» Objective:
Copy the records below without any change, from the line containing "List UI elements" down to the line containing "service-item: 3 - Modelagem", including both of those lines.

» Extracted entries:
^^^^^^^^
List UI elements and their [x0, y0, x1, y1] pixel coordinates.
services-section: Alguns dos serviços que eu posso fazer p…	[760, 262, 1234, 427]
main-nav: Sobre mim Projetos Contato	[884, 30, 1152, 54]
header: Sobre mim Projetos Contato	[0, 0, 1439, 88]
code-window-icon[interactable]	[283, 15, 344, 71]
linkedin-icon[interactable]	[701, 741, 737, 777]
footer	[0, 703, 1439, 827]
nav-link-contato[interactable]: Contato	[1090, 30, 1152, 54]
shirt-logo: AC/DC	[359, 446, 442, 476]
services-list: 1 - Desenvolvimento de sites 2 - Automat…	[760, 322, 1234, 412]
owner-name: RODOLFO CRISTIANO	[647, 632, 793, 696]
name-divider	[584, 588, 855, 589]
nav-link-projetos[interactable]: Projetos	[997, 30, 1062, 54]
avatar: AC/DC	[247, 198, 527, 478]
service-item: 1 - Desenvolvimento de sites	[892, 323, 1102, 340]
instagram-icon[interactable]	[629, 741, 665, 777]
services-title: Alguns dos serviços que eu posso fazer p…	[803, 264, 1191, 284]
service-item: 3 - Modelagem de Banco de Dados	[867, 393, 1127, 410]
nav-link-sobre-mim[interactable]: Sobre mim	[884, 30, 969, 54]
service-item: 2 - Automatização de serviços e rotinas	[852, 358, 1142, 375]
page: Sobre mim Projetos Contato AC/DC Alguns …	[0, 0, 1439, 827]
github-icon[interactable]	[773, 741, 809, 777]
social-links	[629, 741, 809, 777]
^^^^^^^^
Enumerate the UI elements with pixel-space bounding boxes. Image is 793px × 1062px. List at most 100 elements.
^^^^^^^^
» Answer to the exercise:
List UI elements and their [x0, y0, x1, y1] pixel coordinates.
services-section: Alguns dos serviços que eu posso fazer p…	[760, 262, 1234, 427]
main-nav: Sobre mim Projetos Contato	[884, 30, 1152, 54]
header: Sobre mim Projetos Contato	[0, 0, 1439, 88]
code-window-icon[interactable]	[283, 15, 344, 71]
linkedin-icon[interactable]	[701, 741, 737, 777]
footer	[0, 703, 1439, 827]
nav-link-contato[interactable]: Contato	[1090, 30, 1152, 54]
shirt-logo: AC/DC	[359, 446, 442, 476]
services-list: 1 - Desenvolvimento de sites 2 - Automat…	[760, 322, 1234, 412]
owner-name: RODOLFO CRISTIANO	[647, 632, 793, 696]
name-divider	[584, 588, 855, 589]
nav-link-projetos[interactable]: Projetos	[997, 30, 1062, 54]
avatar: AC/DC	[247, 198, 527, 478]
service-item: 1 - Desenvolvimento de sites	[892, 323, 1102, 340]
instagram-icon[interactable]	[629, 741, 665, 777]
services-title: Alguns dos serviços que eu posso fazer p…	[803, 264, 1191, 284]
service-item: 3 - Modelagem de Banco de Dados	[867, 393, 1127, 410]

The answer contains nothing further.